--- Start Working data ---
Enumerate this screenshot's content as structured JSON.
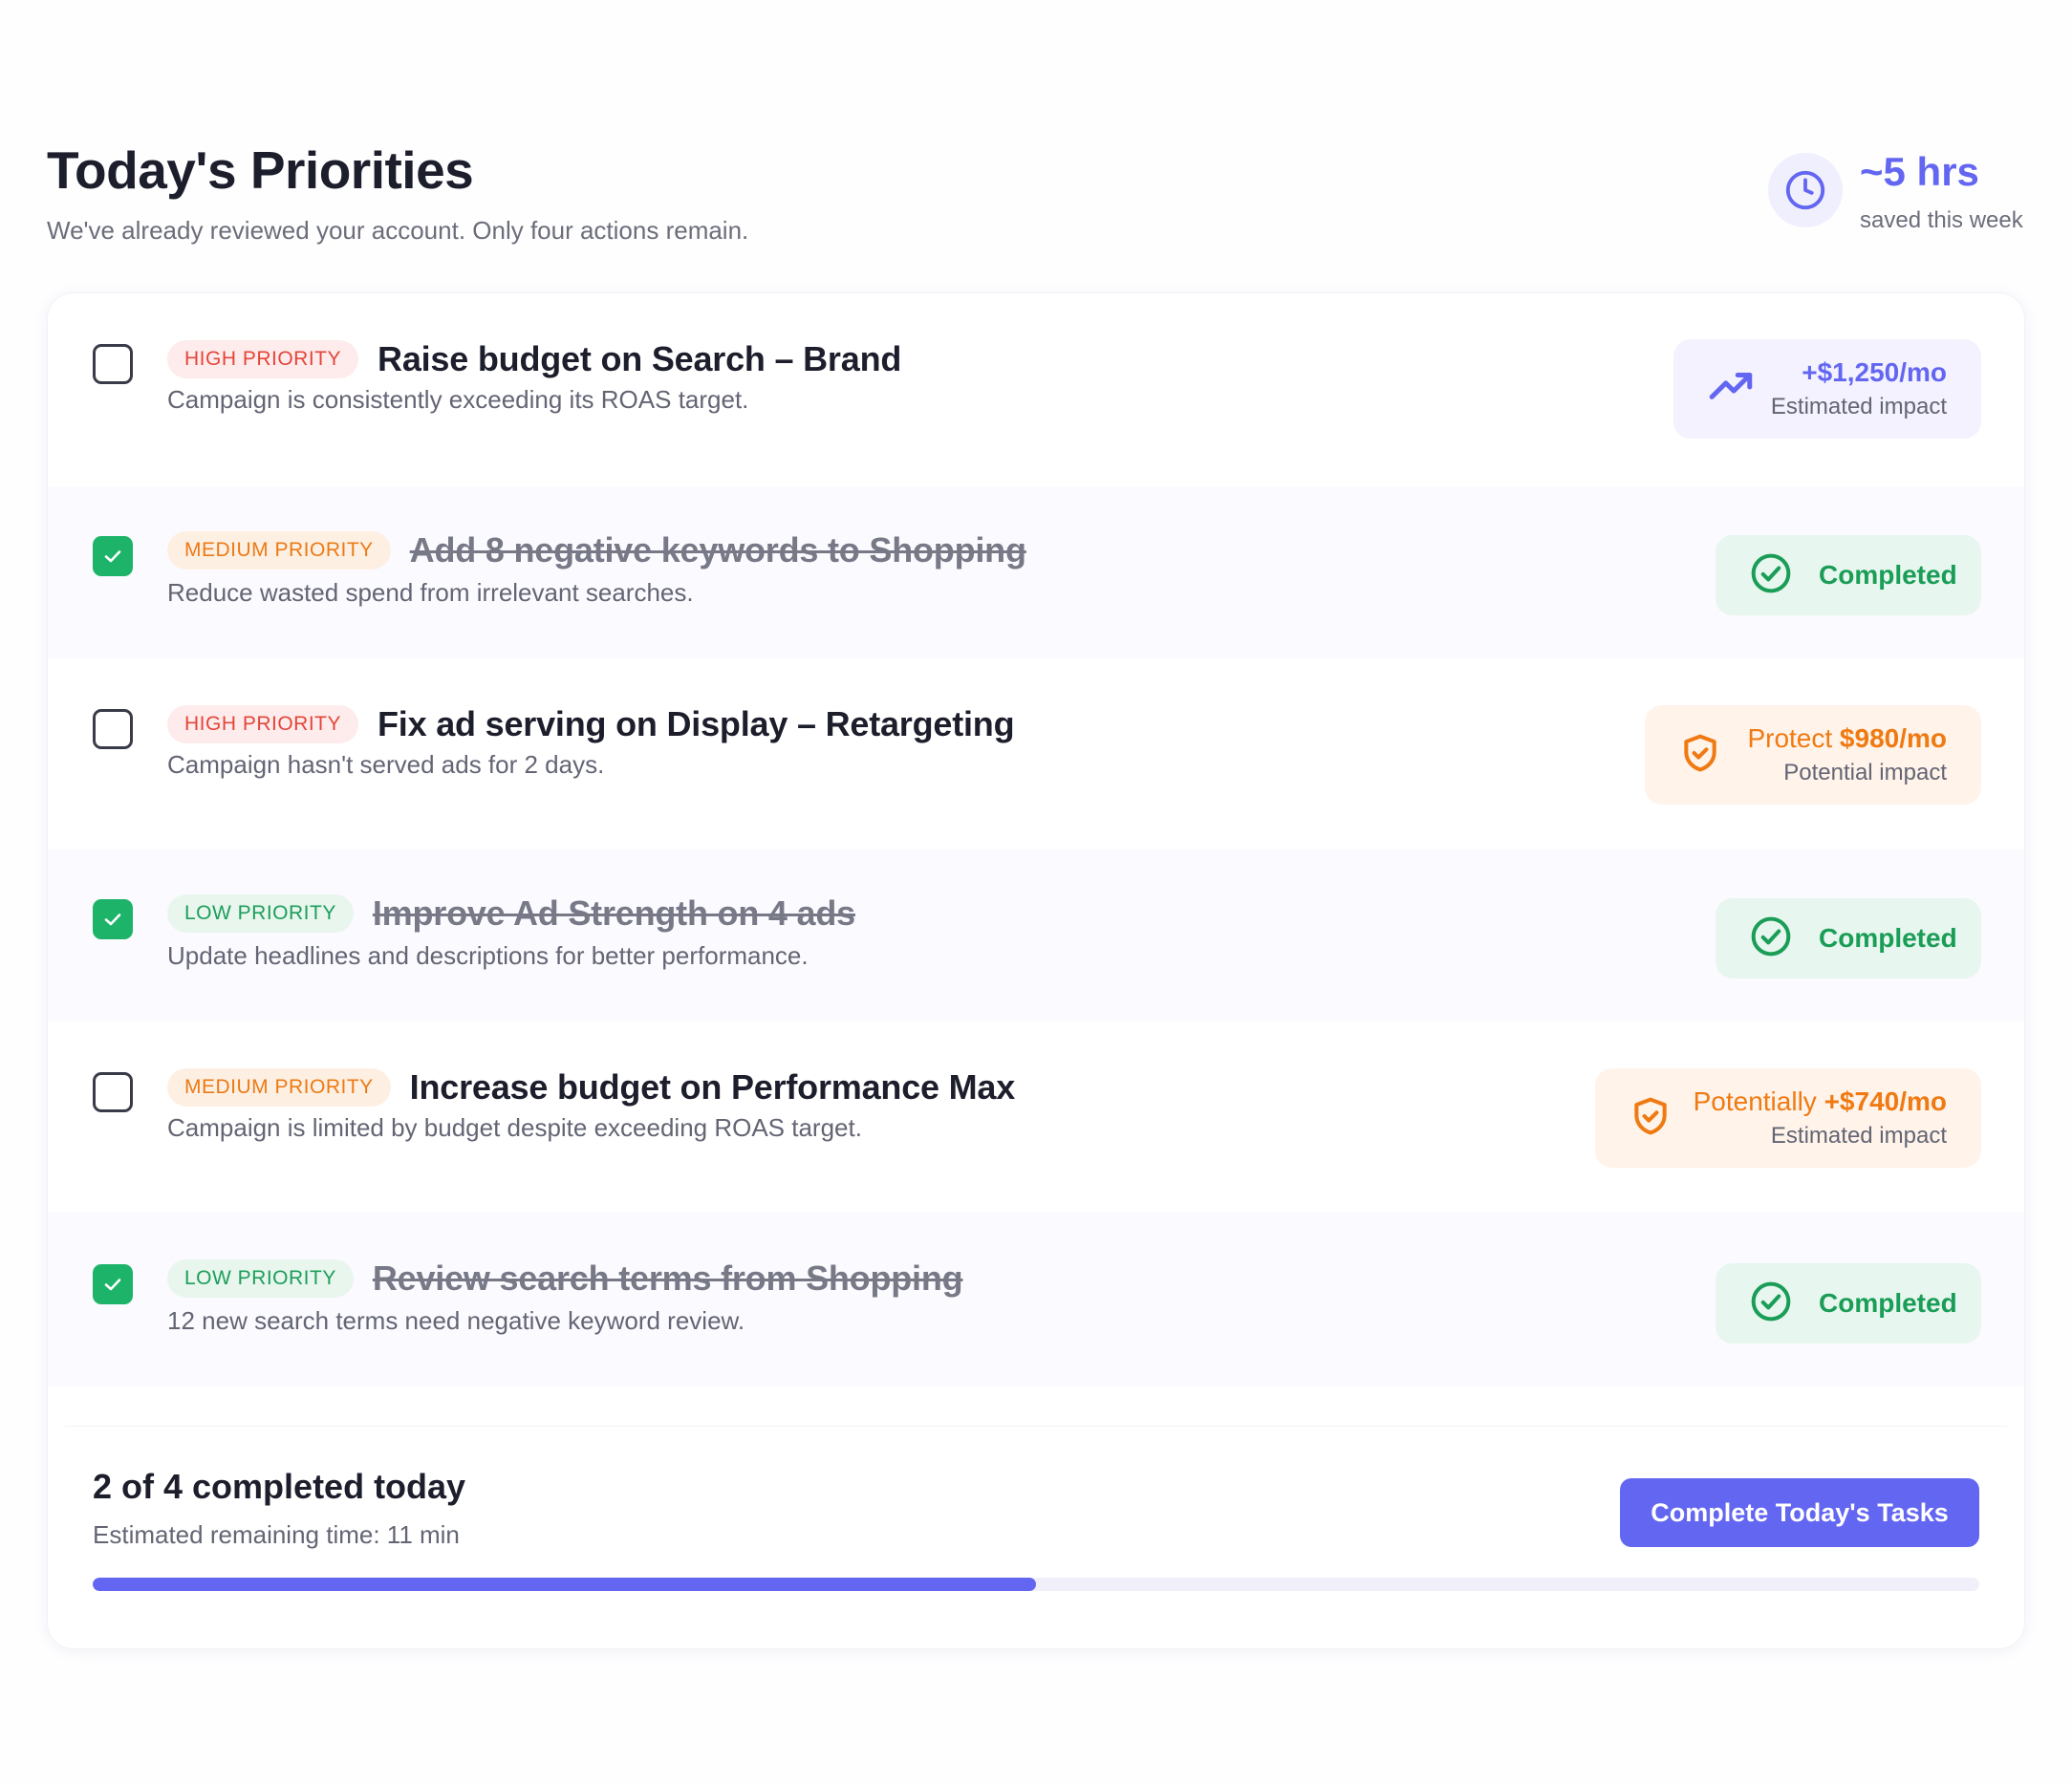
{
  "header": {
    "title": "Today's Priorities",
    "subtitle": "We've already reviewed your account. Only four actions remain."
  },
  "saved": {
    "value": "~5 hrs",
    "label": "saved this week",
    "icon": "clock-icon"
  },
  "tasks": [
    {
      "checked": false,
      "priority": "HIGH PRIORITY",
      "priority_level": "high",
      "title": "Raise budget on Search – Brand",
      "description": "Campaign is consistently exceeding its ROAS target.",
      "impact": {
        "type": "purple",
        "icon": "trending-up-icon",
        "prefix": "",
        "value": "+$1,250/mo",
        "label": "Estimated impact"
      }
    },
    {
      "checked": true,
      "priority": "MEDIUM PRIORITY",
      "priority_level": "medium",
      "title": "Add 8 negative keywords to Shopping",
      "description": "Reduce wasted spend from irrelevant searches.",
      "impact": {
        "type": "green",
        "icon": "check-circle-icon",
        "label": "Completed"
      }
    },
    {
      "checked": false,
      "priority": "HIGH PRIORITY",
      "priority_level": "high",
      "title": "Fix ad serving on Display – Retargeting",
      "description": "Campaign hasn't served ads for 2 days.",
      "impact": {
        "type": "orange",
        "icon": "shield-icon",
        "prefix": "Protect ",
        "value": "$980/mo",
        "label": "Potential impact"
      }
    },
    {
      "checked": true,
      "priority": "LOW PRIORITY",
      "priority_level": "low",
      "title": "Improve Ad Strength on 4 ads",
      "description": "Update headlines and descriptions for better performance.",
      "impact": {
        "type": "green",
        "icon": "check-circle-icon",
        "label": "Completed"
      }
    },
    {
      "checked": false,
      "priority": "MEDIUM PRIORITY",
      "priority_level": "medium",
      "title": "Increase budget on Performance Max",
      "description": "Campaign is limited by budget despite exceeding ROAS target.",
      "impact": {
        "type": "orange",
        "icon": "shield-icon",
        "prefix": "Potentially ",
        "value": "+$740/mo",
        "label": "Estimated impact"
      }
    },
    {
      "checked": true,
      "priority": "LOW PRIORITY",
      "priority_level": "low",
      "title": "Review search terms from Shopping",
      "description": "12 new search terms need negative keyword review.",
      "impact": {
        "type": "green",
        "icon": "check-circle-icon",
        "label": "Completed"
      }
    }
  ],
  "footer": {
    "summary": "2 of 4 completed today",
    "remaining": "Estimated remaining time: 11 min",
    "cta": "Complete Today's Tasks",
    "progress_fraction": 0.5
  },
  "colors": {
    "accent": "#6366f1",
    "success": "#1db46a",
    "warning": "#f07a12",
    "danger": "#e5453a"
  }
}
--- End Working data ---
Do this:
Restate each line of the records exactly; pictures do not belong in the copy.

Written answer:
Enumerate this screenshot's content as structured JSON.
{
  "header": {
    "title": "Today's Priorities",
    "subtitle": "We've already reviewed your account. Only four actions remain."
  },
  "saved": {
    "value": "~5 hrs",
    "label": "saved this week",
    "icon": "clock-icon"
  },
  "tasks": [
    {
      "checked": false,
      "priority": "HIGH PRIORITY",
      "priority_level": "high",
      "title": "Raise budget on Search – Brand",
      "description": "Campaign is consistently exceeding its ROAS target.",
      "impact": {
        "type": "purple",
        "icon": "trending-up-icon",
        "prefix": "",
        "value": "+$1,250/mo",
        "label": "Estimated impact"
      }
    },
    {
      "checked": true,
      "priority": "MEDIUM PRIORITY",
      "priority_level": "medium",
      "title": "Add 8 negative keywords to Shopping",
      "description": "Reduce wasted spend from irrelevant searches.",
      "impact": {
        "type": "green",
        "icon": "check-circle-icon",
        "label": "Completed"
      }
    },
    {
      "checked": false,
      "priority": "HIGH PRIORITY",
      "priority_level": "high",
      "title": "Fix ad serving on Display – Retargeting",
      "description": "Campaign hasn't served ads for 2 days.",
      "impact": {
        "type": "orange",
        "icon": "shield-icon",
        "prefix": "Protect ",
        "value": "$980/mo",
        "label": "Potential impact"
      }
    },
    {
      "checked": true,
      "priority": "LOW PRIORITY",
      "priority_level": "low",
      "title": "Improve Ad Strength on 4 ads",
      "description": "Update headlines and descriptions for better performance.",
      "impact": {
        "type": "green",
        "icon": "check-circle-icon",
        "label": "Completed"
      }
    },
    {
      "checked": false,
      "priority": "MEDIUM PRIORITY",
      "priority_level": "medium",
      "title": "Increase budget on Performance Max",
      "description": "Campaign is limited by budget despite exceeding ROAS target.",
      "impact": {
        "type": "orange",
        "icon": "shield-icon",
        "prefix": "Potentially ",
        "value": "+$740/mo",
        "label": "Estimated impact"
      }
    },
    {
      "checked": true,
      "priority": "LOW PRIORITY",
      "priority_level": "low",
      "title": "Review search terms from Shopping",
      "description": "12 new search terms need negative keyword review.",
      "impact": {
        "type": "green",
        "icon": "check-circle-icon",
        "label": "Completed"
      }
    }
  ],
  "footer": {
    "summary": "2 of 4 completed today",
    "remaining": "Estimated remaining time: 11 min",
    "cta": "Complete Today's Tasks",
    "progress_fraction": 0.5
  },
  "colors": {
    "accent": "#6366f1",
    "success": "#1db46a",
    "warning": "#f07a12",
    "danger": "#e5453a"
  }
}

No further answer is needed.